**INSTRUCTION:** Output all of the data below exactly as given.

[Stored entries]
☆ ☆ ☆ ☆

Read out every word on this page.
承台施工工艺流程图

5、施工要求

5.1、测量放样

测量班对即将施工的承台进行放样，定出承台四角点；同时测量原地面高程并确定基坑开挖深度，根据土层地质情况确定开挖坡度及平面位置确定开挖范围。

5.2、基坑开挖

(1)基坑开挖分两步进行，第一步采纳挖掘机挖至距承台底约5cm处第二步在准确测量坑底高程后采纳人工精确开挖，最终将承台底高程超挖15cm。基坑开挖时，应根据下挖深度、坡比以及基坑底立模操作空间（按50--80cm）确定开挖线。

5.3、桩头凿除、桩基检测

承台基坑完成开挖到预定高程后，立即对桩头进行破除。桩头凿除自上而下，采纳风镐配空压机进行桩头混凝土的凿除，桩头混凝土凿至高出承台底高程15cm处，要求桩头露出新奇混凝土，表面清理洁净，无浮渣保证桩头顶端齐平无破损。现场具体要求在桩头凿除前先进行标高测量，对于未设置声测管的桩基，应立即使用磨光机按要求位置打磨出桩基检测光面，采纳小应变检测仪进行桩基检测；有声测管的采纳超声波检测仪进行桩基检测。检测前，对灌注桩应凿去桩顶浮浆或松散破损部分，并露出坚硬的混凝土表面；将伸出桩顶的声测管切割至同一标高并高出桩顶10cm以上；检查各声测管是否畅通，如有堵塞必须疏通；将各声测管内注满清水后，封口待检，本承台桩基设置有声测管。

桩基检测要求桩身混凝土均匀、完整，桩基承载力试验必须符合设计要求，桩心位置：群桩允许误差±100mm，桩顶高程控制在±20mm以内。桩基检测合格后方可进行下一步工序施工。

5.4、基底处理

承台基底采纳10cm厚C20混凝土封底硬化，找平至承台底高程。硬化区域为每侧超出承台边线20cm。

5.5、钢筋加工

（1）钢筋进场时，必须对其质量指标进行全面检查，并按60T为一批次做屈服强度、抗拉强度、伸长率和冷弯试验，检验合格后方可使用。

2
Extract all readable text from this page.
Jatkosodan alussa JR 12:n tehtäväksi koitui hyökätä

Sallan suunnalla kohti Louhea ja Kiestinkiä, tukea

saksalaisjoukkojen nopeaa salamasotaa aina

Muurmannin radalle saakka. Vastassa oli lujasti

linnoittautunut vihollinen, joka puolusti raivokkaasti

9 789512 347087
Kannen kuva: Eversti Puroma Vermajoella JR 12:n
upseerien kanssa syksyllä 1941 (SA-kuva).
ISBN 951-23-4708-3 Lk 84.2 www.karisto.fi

☆ ☆ ☆ ☆

**ANSWER TO THE PROBLEM:**
Read out every word on this page.
承台施工工艺流程图

5、施工要求

5.1、测量放样

测量班对即将施工的承台进行放样，定出承台四角点；同时测量原地面高程并确定基坑开挖深度，根据土层地质情况确定开挖坡度及平面位置确定开挖范围。

5.2、基坑开挖

(1)基坑开挖分两步进行，第一步采纳挖掘机挖至距承台底约5cm处第二步在准确测量坑底高程后采纳人工精确开挖，最终将承台底高程超挖15cm。基坑开挖时，应根据下挖深度、坡比以及基坑底立模操作空间（按50--80cm）确定开挖线。

5.3、桩头凿除、桩基检测

承台基坑完成开挖到预定高程后，立即对桩头进行破除。桩头凿除自上而下，采纳风镐配空压机进行桩头混凝土的凿除，桩头混凝土凿至高出承台底高程15cm处，要求桩头露出新奇混凝土，表面清理洁净，无浮渣保证桩头顶端齐平无破损。现场具体要求在桩头凿除前先进行标高测量，对于未设置声测管的桩基，应立即使用磨光机按要求位置打磨出桩基检测光面，采纳小应变检测仪进行桩基检测；有声测管的采纳超声波检测仪进行桩基检测。检测前，对灌注桩应凿去桩顶浮浆或松散破损部分，并露出坚硬的混凝土表面；将伸出桩顶的声测管切割至同一标高并高出桩顶10cm以上；检查各声测管是否畅通，如有堵塞必须疏通；将各声测管内注满清水后，封口待检，本承台桩基设置有声测管。

桩基检测要求桩身混凝土均匀、完整，桩基承载力试验必须符合设计要求，桩心位置：群桩允许误差±100mm，桩顶高程控制在±20mm以内。桩基检测合格后方可进行下一步工序施工。

5.4、基底处理

承台基底采纳10cm厚C20混凝土封底硬化，找平至承台底高程。硬化区域为每侧超出承台边线20cm。

5.5、钢筋加工

（1）钢筋进场时，必须对其质量指标进行全面检查，并按60T为一批次做屈服强度、抗拉强度、伸长率和冷弯试验，检验合格后方可使用。

2
Extract all readable text from this page.
Jatkosodan alussa JR 12:n tehtäväksi koitui hyökätä

Sallan suunnalla kohti Louhea ja Kiestinkiä, tukea

saksalaisjoukkojen nopeaa salamasotaa aina

Muurmannin radalle saakka. Vastassa oli lujasti

linnoittautunut vihollinen, joka puolusti raivokkaasti

9 789512 347087
Kannen kuva: Eversti Puroma Vermajoella JR 12:n
upseerien kanssa syksyllä 1941 (SA-kuva).
ISBN 951-23-4708-3 Lk 84.2 www.karisto.fi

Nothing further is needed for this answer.